_WRITTEN REQUEST:_ Within the records below, find each line that holds the string "SDTVAR", then copy it.

++++++

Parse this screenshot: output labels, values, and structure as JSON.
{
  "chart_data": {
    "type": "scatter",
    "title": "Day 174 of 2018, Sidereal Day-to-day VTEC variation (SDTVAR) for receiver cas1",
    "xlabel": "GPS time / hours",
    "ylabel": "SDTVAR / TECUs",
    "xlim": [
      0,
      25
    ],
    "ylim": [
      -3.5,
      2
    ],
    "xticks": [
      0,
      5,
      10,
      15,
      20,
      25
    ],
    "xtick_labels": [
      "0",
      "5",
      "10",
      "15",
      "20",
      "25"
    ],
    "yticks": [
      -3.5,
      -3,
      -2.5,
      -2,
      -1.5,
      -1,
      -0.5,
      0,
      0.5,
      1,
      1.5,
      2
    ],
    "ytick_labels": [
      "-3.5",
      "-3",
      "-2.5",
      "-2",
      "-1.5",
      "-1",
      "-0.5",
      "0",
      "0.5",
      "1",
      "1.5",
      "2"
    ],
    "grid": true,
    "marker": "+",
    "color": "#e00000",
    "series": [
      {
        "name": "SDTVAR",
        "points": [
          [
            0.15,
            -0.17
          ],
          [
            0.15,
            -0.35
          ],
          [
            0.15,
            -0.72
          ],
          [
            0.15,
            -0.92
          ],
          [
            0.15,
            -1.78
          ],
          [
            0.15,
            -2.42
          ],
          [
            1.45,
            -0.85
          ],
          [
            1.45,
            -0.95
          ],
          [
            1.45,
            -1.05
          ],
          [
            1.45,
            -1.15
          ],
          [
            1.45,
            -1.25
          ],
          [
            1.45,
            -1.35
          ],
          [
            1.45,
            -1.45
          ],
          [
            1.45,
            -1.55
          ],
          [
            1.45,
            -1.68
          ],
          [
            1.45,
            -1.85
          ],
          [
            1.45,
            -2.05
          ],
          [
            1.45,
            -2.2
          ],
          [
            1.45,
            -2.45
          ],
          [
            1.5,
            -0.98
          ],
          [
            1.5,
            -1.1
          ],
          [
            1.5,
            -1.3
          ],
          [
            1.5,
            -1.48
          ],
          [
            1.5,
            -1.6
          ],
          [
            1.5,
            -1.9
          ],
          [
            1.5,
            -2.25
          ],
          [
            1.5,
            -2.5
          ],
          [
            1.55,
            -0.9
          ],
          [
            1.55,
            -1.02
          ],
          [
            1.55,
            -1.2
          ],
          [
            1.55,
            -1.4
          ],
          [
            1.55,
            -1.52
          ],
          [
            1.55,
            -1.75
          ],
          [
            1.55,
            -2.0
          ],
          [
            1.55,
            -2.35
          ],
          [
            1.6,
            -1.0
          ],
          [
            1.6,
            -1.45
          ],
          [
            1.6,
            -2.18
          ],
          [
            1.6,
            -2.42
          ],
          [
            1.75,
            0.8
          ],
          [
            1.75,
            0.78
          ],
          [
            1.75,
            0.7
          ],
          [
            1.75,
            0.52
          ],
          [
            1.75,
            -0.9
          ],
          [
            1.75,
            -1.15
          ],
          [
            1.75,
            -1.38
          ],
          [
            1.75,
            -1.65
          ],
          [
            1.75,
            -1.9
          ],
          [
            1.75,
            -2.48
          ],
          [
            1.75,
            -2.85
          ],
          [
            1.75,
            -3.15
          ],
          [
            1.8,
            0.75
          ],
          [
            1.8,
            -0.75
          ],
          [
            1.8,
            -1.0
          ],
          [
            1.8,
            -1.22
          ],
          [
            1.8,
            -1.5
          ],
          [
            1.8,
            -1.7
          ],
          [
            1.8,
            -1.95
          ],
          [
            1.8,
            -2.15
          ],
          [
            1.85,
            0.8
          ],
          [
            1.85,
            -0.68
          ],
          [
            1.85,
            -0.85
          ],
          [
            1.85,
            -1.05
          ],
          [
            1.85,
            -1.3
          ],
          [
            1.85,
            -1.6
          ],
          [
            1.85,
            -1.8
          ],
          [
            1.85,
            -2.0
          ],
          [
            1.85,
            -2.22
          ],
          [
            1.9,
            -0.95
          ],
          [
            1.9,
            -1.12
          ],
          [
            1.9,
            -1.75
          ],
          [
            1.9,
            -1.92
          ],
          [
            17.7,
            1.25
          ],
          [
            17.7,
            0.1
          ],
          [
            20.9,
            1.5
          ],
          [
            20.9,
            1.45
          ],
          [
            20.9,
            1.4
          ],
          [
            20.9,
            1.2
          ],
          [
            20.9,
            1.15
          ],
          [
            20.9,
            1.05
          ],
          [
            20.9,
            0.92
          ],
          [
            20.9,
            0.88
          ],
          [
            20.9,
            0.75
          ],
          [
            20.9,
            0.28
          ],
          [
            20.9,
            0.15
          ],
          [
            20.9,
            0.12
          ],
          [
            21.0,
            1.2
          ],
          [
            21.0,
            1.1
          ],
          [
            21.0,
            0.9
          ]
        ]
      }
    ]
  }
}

++++++

_FINAL RESULT:_
    "title": "Day 174 of 2018, Sidereal Day-to-day VTEC variation (SDTVAR) for receiver cas1",
    "ylabel": "SDTVAR / TECUs",
        "name": "SDTVAR",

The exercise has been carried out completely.